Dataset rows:
◆ ◆ ◆ ◆ ◆ ◆ ◆

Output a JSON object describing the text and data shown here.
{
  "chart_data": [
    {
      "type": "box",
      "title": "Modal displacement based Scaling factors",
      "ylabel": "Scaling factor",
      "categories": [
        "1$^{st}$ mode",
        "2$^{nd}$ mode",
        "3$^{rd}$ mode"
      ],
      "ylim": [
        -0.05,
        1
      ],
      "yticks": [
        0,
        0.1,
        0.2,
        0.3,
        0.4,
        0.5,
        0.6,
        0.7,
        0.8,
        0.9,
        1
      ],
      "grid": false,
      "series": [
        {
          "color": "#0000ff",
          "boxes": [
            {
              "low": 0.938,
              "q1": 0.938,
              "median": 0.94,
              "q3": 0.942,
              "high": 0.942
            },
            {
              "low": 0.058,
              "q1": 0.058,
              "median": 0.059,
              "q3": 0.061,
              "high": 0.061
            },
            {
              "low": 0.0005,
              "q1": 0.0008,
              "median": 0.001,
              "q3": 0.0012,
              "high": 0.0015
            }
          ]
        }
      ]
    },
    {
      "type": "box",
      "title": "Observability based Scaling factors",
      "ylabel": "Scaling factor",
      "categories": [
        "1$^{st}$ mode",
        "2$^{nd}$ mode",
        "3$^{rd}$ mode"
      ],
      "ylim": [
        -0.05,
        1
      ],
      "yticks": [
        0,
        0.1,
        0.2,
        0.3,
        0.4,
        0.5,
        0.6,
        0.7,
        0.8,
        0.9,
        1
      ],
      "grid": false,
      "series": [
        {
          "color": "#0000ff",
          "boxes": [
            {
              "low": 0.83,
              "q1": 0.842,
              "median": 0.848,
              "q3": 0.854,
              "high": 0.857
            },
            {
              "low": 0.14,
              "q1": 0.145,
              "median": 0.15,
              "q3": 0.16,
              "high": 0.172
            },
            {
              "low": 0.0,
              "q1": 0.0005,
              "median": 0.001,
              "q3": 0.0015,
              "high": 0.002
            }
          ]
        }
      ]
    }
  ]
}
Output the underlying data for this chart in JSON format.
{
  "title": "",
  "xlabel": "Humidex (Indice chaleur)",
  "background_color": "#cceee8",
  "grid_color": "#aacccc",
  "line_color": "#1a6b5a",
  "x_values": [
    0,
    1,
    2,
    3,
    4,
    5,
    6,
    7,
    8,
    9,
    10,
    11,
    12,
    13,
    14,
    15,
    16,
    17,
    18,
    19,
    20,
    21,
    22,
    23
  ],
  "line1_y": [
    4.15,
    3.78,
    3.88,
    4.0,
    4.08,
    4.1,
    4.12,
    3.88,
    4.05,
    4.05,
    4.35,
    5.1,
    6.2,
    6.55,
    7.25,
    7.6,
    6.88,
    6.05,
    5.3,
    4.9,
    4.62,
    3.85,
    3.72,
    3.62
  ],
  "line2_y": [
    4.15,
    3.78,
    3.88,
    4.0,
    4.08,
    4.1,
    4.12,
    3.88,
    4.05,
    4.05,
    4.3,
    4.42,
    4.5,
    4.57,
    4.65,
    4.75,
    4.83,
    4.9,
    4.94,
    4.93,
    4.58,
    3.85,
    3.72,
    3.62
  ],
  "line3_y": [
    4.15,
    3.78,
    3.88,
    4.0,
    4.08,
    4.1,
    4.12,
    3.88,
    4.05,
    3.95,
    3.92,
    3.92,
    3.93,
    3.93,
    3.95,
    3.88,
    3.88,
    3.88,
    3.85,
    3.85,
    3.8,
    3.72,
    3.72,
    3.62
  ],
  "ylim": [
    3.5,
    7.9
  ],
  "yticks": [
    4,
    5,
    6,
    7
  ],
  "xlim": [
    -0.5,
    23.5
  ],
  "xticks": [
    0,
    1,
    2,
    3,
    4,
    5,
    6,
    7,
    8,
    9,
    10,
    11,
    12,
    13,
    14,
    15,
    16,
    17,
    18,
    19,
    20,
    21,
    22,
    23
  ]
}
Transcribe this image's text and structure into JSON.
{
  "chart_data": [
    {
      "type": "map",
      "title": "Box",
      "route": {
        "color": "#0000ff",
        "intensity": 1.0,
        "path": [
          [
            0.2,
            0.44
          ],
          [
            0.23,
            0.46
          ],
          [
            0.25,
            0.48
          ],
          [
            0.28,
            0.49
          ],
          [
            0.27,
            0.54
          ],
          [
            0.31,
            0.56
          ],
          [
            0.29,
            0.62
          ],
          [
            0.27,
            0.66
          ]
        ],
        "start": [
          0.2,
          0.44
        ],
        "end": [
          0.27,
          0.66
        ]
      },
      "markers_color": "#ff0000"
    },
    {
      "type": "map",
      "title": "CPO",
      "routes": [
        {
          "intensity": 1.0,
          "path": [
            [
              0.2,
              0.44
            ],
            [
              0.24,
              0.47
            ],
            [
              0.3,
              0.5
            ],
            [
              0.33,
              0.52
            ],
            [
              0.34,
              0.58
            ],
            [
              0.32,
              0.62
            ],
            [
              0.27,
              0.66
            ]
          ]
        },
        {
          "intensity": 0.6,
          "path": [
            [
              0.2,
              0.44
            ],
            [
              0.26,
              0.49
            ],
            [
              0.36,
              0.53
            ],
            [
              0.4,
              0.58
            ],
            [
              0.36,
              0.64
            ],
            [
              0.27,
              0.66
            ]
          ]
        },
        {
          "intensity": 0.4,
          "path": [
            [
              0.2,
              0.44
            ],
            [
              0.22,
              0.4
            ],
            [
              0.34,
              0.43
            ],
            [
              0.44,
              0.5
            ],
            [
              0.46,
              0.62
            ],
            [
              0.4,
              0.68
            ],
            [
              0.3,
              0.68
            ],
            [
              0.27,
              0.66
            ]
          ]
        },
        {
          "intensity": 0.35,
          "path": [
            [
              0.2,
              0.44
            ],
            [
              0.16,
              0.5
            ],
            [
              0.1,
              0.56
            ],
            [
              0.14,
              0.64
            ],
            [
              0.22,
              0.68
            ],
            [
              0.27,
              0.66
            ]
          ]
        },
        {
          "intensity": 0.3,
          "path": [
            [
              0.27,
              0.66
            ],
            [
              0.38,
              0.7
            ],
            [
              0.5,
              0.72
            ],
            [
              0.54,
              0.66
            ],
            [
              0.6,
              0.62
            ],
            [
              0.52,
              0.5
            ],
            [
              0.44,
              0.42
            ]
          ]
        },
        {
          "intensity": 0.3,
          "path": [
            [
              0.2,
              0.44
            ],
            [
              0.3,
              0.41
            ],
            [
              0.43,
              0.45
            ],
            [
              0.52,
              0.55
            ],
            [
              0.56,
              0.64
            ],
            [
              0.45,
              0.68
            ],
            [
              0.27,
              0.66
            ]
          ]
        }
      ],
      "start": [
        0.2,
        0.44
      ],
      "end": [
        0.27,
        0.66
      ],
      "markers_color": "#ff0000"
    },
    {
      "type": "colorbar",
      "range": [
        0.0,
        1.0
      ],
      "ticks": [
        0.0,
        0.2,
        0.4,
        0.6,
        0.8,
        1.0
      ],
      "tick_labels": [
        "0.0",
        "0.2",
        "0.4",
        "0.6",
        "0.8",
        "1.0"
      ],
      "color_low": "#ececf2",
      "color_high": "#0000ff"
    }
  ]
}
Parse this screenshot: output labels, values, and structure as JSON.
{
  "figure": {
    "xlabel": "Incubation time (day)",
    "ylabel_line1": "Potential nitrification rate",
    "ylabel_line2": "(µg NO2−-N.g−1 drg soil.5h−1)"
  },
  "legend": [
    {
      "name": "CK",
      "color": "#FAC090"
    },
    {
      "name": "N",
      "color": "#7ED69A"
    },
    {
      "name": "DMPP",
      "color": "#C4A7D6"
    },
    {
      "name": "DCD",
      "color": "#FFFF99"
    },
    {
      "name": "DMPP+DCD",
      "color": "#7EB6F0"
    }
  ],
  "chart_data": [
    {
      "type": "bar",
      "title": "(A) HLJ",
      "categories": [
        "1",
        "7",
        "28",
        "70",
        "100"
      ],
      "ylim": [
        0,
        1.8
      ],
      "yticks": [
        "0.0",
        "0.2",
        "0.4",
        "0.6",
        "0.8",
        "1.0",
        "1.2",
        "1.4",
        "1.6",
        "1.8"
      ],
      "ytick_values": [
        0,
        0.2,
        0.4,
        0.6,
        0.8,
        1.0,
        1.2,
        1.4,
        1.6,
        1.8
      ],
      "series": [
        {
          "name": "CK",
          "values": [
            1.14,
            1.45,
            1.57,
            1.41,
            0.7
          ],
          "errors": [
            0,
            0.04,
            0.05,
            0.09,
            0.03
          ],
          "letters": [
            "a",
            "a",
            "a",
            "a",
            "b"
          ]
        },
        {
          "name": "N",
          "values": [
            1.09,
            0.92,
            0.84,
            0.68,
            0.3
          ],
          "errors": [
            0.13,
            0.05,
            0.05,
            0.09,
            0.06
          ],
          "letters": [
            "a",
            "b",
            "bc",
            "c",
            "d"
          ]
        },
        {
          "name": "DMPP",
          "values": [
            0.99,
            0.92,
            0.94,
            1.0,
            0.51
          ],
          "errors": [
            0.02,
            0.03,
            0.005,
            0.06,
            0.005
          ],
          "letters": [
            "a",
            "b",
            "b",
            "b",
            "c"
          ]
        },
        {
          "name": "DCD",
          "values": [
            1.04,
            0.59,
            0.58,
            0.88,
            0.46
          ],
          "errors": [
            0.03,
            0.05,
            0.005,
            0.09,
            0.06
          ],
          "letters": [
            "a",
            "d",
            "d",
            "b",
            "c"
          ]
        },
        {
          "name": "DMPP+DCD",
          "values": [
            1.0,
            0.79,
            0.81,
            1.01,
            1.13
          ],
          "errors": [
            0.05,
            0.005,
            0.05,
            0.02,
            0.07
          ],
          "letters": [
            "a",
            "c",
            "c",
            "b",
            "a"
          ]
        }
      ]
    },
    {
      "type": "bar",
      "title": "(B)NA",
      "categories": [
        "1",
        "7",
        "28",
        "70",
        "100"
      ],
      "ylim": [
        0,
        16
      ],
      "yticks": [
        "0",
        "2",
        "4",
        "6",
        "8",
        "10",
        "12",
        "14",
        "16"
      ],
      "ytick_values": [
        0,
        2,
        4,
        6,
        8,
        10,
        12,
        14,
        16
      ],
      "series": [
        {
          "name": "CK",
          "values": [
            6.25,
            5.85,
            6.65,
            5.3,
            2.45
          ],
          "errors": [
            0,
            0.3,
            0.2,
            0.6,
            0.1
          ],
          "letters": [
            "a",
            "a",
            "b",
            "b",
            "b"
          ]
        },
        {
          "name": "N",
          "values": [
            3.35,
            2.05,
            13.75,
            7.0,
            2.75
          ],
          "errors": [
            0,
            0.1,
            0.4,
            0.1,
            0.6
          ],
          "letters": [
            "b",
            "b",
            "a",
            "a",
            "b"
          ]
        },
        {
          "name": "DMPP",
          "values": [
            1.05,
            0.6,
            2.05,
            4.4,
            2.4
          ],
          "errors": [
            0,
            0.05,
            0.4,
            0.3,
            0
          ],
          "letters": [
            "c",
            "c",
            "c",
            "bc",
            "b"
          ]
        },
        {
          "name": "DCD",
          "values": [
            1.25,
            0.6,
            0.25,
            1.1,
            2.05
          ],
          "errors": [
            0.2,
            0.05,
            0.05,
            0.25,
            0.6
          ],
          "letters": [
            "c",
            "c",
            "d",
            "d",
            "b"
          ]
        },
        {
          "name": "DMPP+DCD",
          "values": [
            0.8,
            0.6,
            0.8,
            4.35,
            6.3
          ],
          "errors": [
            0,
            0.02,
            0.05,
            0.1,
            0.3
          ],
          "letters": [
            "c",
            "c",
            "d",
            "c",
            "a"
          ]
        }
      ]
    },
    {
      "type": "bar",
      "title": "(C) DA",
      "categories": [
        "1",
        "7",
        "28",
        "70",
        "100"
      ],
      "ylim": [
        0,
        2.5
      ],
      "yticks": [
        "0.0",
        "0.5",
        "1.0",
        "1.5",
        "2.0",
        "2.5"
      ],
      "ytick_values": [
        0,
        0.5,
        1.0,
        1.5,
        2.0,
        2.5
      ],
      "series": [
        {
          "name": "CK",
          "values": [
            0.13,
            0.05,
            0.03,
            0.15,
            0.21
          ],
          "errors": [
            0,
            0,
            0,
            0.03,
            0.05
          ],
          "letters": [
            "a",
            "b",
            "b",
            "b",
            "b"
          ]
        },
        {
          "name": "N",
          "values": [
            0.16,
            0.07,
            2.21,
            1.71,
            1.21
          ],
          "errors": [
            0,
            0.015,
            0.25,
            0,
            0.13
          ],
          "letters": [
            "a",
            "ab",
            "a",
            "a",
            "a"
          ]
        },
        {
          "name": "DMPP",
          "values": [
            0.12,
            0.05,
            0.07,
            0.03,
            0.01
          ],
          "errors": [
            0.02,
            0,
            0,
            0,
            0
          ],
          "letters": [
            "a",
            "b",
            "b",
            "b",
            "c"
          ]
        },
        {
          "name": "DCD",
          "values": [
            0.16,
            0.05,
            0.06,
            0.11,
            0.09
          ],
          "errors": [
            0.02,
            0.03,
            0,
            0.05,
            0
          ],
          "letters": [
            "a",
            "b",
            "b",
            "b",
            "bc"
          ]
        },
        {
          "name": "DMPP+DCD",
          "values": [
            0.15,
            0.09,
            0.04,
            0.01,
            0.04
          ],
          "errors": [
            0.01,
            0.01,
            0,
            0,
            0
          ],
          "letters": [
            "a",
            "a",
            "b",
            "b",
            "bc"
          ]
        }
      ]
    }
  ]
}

◆ ◆ ◆ ◆ ◆ ◆ ◆

To be done = Pull out every line above that holds the word "intensity".

The solution =
        "intensity": 1.0,
          "intensity": 1.0,
          "intensity": 0.6,
          "intensity": 0.4,
          "intensity": 0.35,
          "intensity": 0.3,
          "intensity": 0.3,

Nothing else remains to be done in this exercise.